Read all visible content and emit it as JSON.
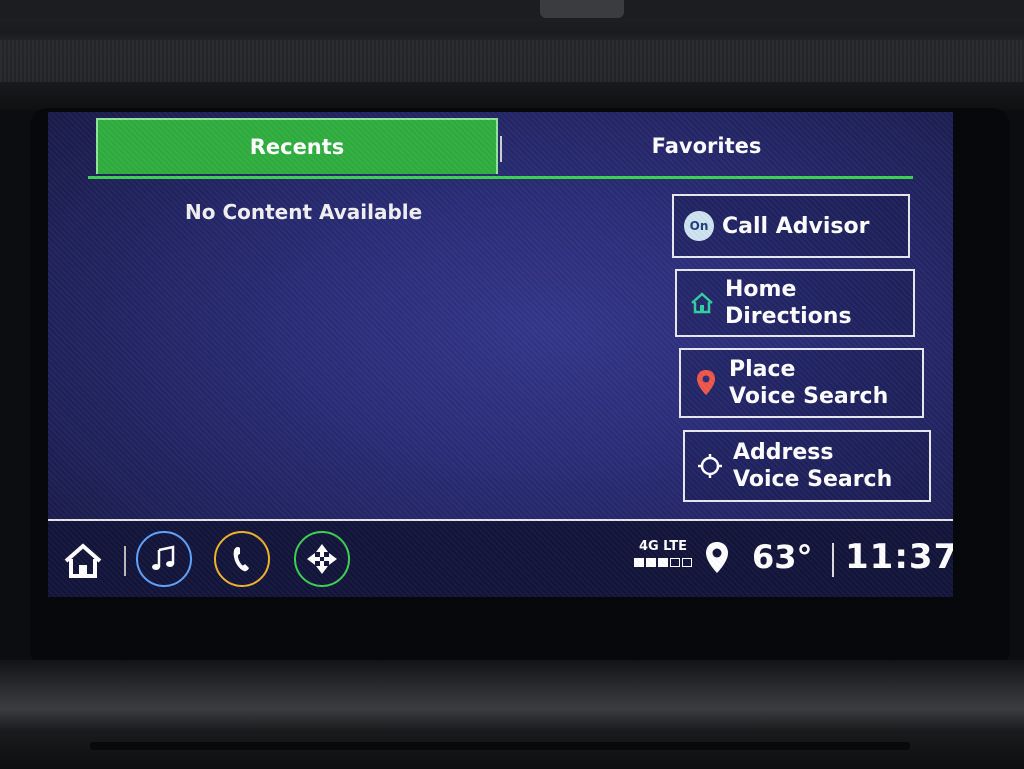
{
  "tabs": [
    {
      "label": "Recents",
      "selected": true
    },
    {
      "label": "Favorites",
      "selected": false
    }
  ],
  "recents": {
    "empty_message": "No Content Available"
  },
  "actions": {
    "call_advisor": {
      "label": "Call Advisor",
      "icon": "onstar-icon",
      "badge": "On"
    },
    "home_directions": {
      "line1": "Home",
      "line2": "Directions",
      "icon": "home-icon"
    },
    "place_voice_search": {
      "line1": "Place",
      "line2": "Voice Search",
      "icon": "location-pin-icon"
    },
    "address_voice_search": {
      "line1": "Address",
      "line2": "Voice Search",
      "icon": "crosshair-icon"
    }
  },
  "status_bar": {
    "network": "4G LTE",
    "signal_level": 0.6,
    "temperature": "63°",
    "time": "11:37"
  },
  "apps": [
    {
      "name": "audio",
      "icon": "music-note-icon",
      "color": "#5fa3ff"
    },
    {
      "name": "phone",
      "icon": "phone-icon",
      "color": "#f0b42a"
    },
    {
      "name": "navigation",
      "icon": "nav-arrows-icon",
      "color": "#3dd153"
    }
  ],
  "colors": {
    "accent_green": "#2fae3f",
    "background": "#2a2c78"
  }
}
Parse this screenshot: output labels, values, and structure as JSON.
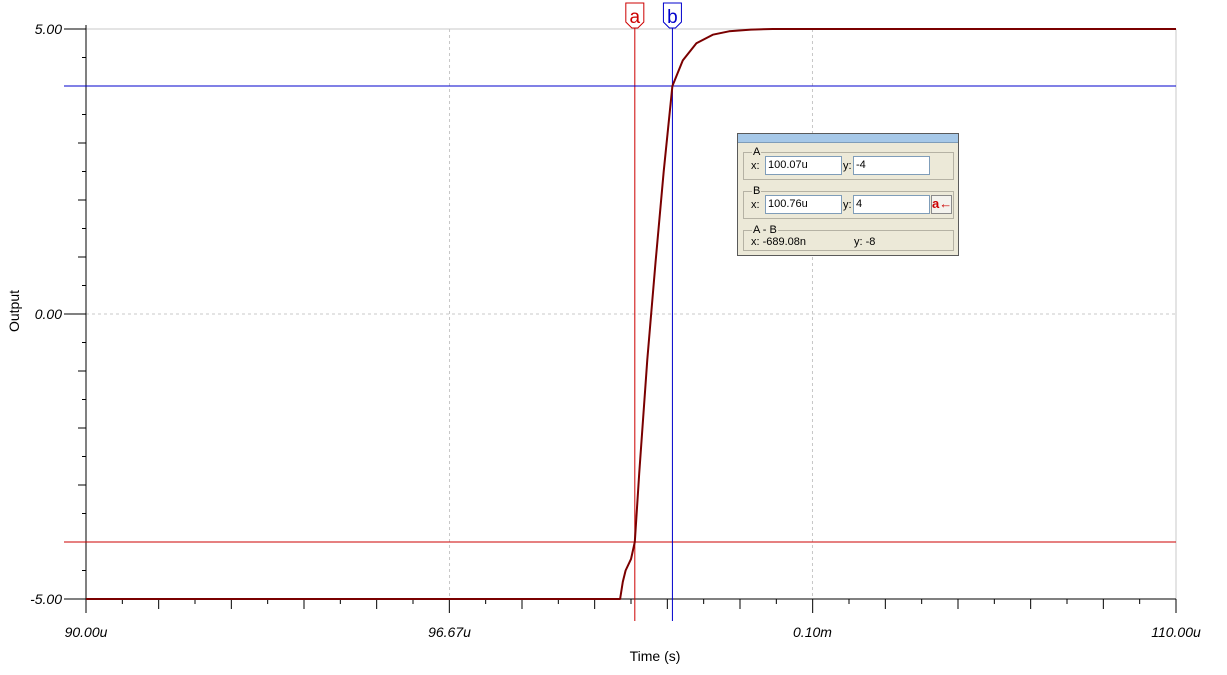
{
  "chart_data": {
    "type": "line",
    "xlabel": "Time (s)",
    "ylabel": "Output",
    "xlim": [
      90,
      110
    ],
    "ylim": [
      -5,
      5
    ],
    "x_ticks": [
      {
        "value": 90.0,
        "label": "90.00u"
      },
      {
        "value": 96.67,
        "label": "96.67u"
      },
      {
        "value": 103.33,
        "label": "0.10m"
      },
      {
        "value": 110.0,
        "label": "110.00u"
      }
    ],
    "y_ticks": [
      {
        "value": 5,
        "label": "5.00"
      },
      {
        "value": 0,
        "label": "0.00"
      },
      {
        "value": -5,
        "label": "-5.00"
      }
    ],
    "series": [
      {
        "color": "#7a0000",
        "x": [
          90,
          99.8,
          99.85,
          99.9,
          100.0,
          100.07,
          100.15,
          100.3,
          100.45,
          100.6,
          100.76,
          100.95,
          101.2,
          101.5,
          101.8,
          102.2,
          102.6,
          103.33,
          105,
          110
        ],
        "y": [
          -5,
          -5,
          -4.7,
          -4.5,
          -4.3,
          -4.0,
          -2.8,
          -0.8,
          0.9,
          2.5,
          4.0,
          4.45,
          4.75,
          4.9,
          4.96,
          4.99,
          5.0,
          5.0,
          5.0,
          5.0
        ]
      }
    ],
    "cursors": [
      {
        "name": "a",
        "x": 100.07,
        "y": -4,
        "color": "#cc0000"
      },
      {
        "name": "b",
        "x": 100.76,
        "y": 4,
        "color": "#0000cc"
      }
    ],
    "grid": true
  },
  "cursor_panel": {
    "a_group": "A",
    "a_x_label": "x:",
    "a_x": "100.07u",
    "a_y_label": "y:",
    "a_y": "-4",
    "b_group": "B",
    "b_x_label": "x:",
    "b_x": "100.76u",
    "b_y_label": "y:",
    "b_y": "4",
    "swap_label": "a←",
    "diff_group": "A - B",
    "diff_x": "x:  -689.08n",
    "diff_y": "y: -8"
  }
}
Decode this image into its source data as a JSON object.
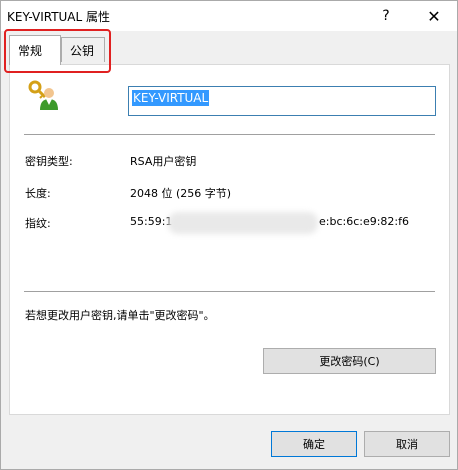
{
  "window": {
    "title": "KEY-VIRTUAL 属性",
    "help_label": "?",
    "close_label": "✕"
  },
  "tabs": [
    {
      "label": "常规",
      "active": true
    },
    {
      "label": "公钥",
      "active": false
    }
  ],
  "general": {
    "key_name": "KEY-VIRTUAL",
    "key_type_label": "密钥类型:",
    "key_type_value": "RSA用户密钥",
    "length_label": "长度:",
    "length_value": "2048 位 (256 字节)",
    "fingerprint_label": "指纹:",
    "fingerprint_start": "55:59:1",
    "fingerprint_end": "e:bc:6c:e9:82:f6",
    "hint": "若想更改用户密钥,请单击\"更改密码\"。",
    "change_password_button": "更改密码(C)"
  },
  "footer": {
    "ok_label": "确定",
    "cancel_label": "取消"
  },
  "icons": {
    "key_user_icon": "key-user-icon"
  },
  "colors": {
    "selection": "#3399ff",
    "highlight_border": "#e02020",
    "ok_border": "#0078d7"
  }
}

### Required task
Write out each line of the data that holds the string "JSON".

### Answer for this exercise
Read all visible content and emit it as JSON.
Parse this screenshot: output labels, values, and structure as JSON.
Decode this image into its source data as a JSON object.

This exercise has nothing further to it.